_YOUR OBJECTIVE_
Take the material and output all of it exactly.

_DATASET RECORDS_
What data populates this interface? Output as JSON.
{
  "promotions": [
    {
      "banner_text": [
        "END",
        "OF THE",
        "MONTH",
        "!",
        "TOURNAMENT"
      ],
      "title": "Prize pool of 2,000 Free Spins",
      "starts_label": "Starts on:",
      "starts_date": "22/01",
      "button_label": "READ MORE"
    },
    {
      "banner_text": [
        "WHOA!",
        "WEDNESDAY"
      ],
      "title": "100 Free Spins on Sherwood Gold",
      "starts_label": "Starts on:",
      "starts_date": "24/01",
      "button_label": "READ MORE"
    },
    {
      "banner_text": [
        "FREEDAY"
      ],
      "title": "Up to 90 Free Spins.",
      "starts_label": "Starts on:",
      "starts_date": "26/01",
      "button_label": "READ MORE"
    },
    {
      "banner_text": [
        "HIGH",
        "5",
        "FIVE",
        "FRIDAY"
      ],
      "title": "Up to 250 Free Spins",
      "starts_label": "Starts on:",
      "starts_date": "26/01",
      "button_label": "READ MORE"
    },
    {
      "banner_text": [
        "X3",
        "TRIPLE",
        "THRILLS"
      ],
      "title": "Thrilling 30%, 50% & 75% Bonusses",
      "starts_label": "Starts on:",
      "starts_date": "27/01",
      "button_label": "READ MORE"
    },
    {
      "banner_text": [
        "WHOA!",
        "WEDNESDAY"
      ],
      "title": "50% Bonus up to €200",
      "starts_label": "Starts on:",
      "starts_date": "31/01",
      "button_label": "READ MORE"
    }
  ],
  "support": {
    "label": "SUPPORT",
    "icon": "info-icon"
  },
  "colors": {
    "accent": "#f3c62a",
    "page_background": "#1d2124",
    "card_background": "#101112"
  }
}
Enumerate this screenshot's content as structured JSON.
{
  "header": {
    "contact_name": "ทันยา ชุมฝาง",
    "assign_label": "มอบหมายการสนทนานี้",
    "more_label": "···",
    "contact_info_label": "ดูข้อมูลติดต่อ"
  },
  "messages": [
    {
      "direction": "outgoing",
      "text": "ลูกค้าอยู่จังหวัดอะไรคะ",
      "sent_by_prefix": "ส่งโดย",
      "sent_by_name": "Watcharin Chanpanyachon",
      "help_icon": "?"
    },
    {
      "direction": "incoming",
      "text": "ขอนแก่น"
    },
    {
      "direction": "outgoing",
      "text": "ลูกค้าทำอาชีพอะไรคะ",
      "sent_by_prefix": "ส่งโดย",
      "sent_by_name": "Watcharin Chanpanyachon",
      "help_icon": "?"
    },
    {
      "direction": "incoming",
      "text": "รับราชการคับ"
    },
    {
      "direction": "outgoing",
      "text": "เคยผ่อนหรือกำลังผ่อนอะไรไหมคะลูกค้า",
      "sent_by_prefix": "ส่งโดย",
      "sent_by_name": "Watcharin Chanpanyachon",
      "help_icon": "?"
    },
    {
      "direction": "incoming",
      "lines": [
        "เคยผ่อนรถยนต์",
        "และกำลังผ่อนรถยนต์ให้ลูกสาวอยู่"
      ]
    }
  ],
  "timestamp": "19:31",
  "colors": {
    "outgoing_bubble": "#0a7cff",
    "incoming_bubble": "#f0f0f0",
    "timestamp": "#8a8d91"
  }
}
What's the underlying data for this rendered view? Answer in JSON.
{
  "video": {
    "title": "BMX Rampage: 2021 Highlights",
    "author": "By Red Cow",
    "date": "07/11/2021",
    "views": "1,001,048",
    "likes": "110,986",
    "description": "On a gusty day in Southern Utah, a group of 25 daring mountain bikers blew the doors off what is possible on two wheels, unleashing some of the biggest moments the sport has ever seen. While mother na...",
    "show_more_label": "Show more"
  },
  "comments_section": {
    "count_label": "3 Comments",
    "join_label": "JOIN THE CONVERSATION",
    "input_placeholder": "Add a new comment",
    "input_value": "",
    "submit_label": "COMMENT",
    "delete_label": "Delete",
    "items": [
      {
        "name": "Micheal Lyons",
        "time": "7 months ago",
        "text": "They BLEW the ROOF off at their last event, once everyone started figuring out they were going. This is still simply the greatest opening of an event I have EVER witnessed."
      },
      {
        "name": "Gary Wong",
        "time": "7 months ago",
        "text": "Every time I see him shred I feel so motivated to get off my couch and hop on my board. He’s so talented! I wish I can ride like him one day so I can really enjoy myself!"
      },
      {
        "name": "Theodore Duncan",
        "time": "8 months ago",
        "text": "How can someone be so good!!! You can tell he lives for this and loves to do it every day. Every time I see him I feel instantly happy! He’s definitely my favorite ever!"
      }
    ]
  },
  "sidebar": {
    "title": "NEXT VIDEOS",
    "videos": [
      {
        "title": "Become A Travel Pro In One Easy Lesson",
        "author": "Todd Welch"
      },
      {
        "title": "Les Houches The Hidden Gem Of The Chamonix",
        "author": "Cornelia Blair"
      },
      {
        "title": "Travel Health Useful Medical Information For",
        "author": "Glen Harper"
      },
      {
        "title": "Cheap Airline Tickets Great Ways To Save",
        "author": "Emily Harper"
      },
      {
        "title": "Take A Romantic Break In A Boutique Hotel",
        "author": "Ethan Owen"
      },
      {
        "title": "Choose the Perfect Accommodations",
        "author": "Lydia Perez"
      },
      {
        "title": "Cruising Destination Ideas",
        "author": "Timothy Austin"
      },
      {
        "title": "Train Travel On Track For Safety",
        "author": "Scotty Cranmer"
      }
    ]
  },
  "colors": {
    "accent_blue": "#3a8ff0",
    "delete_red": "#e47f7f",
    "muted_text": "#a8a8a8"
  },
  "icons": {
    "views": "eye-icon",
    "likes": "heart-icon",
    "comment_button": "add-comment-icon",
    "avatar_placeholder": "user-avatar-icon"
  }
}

_RESULT OF THIS TASK_
What data populates this interface? Output as JSON.
{
  "promotions": [
    {
      "banner_text": [
        "END",
        "OF THE",
        "MONTH",
        "!",
        "TOURNAMENT"
      ],
      "title": "Prize pool of 2,000 Free Spins",
      "starts_label": "Starts on:",
      "starts_date": "22/01",
      "button_label": "READ MORE"
    },
    {
      "banner_text": [
        "WHOA!",
        "WEDNESDAY"
      ],
      "title": "100 Free Spins on Sherwood Gold",
      "starts_label": "Starts on:",
      "starts_date": "24/01",
      "button_label": "READ MORE"
    },
    {
      "banner_text": [
        "FREEDAY"
      ],
      "title": "Up to 90 Free Spins.",
      "starts_label": "Starts on:",
      "starts_date": "26/01",
      "button_label": "READ MORE"
    },
    {
      "banner_text": [
        "HIGH",
        "5",
        "FIVE",
        "FRIDAY"
      ],
      "title": "Up to 250 Free Spins",
      "starts_label": "Starts on:",
      "starts_date": "26/01",
      "button_label": "READ MORE"
    },
    {
      "banner_text": [
        "X3",
        "TRIPLE",
        "THRILLS"
      ],
      "title": "Thrilling 30%, 50% & 75% Bonusses",
      "starts_label": "Starts on:",
      "starts_date": "27/01",
      "button_label": "READ MORE"
    },
    {
      "banner_text": [
        "WHOA!",
        "WEDNESDAY"
      ],
      "title": "50% Bonus up to €200",
      "starts_label": "Starts on:",
      "starts_date": "31/01",
      "button_label": "READ MORE"
    }
  ],
  "support": {
    "label": "SUPPORT",
    "icon": "info-icon"
  },
  "colors": {
    "accent": "#f3c62a",
    "page_background": "#1d2124",
    "card_background": "#101112"
  }
}
Enumerate this screenshot's content as structured JSON.
{
  "header": {
    "contact_name": "ทันยา ชุมฝาง",
    "assign_label": "มอบหมายการสนทนานี้",
    "more_label": "···",
    "contact_info_label": "ดูข้อมูลติดต่อ"
  },
  "messages": [
    {
      "direction": "outgoing",
      "text": "ลูกค้าอยู่จังหวัดอะไรคะ",
      "sent_by_prefix": "ส่งโดย",
      "sent_by_name": "Watcharin Chanpanyachon",
      "help_icon": "?"
    },
    {
      "direction": "incoming",
      "text": "ขอนแก่น"
    },
    {
      "direction": "outgoing",
      "text": "ลูกค้าทำอาชีพอะไรคะ",
      "sent_by_prefix": "ส่งโดย",
      "sent_by_name": "Watcharin Chanpanyachon",
      "help_icon": "?"
    },
    {
      "direction": "incoming",
      "text": "รับราชการคับ"
    },
    {
      "direction": "outgoing",
      "text": "เคยผ่อนหรือกำลังผ่อนอะไรไหมคะลูกค้า",
      "sent_by_prefix": "ส่งโดย",
      "sent_by_name": "Watcharin Chanpanyachon",
      "help_icon": "?"
    },
    {
      "direction": "incoming",
      "lines": [
        "เคยผ่อนรถยนต์",
        "และกำลังผ่อนรถยนต์ให้ลูกสาวอยู่"
      ]
    }
  ],
  "timestamp": "19:31",
  "colors": {
    "outgoing_bubble": "#0a7cff",
    "incoming_bubble": "#f0f0f0",
    "timestamp": "#8a8d91"
  }
}
What's the underlying data for this rendered view? Answer in JSON.
{
  "video": {
    "title": "BMX Rampage: 2021 Highlights",
    "author": "By Red Cow",
    "date": "07/11/2021",
    "views": "1,001,048",
    "likes": "110,986",
    "description": "On a gusty day in Southern Utah, a group of 25 daring mountain bikers blew the doors off what is possible on two wheels, unleashing some of the biggest moments the sport has ever seen. While mother na...",
    "show_more_label": "Show more"
  },
  "comments_section": {
    "count_label": "3 Comments",
    "join_label": "JOIN THE CONVERSATION",
    "input_placeholder": "Add a new comment",
    "input_value": "",
    "submit_label": "COMMENT",
    "delete_label": "Delete",
    "items": [
      {
        "name": "Micheal Lyons",
        "time": "7 months ago",
        "text": "They BLEW the ROOF off at their last event, once everyone started figuring out they were going. This is still simply the greatest opening of an event I have EVER witnessed."
      },
      {
        "name": "Gary Wong",
        "time": "7 months ago",
        "text": "Every time I see him shred I feel so motivated to get off my couch and hop on my board. He’s so talented! I wish I can ride like him one day so I can really enjoy myself!"
      },
      {
        "name": "Theodore Duncan",
        "time": "8 months ago",
        "text": "How can someone be so good!!! You can tell he lives for this and loves to do it every day. Every time I see him I feel instantly happy! He’s definitely my favorite ever!"
      }
    ]
  },
  "sidebar": {
    "title": "NEXT VIDEOS",
    "videos": [
      {
        "title": "Become A Travel Pro In One Easy Lesson",
        "author": "Todd Welch"
      },
      {
        "title": "Les Houches The Hidden Gem Of The Chamonix",
        "author": "Cornelia Blair"
      },
      {
        "title": "Travel Health Useful Medical Information For",
        "author": "Glen Harper"
      },
      {
        "title": "Cheap Airline Tickets Great Ways To Save",
        "author": "Emily Harper"
      },
      {
        "title": "Take A Romantic Break In A Boutique Hotel",
        "author": "Ethan Owen"
      },
      {
        "title": "Choose the Perfect Accommodations",
        "author": "Lydia Perez"
      },
      {
        "title": "Cruising Destination Ideas",
        "author": "Timothy Austin"
      },
      {
        "title": "Train Travel On Track For Safety",
        "author": "Scotty Cranmer"
      }
    ]
  },
  "colors": {
    "accent_blue": "#3a8ff0",
    "delete_red": "#e47f7f",
    "muted_text": "#a8a8a8"
  },
  "icons": {
    "views": "eye-icon",
    "likes": "heart-icon",
    "comment_button": "add-comment-icon",
    "avatar_placeholder": "user-avatar-icon"
  }
}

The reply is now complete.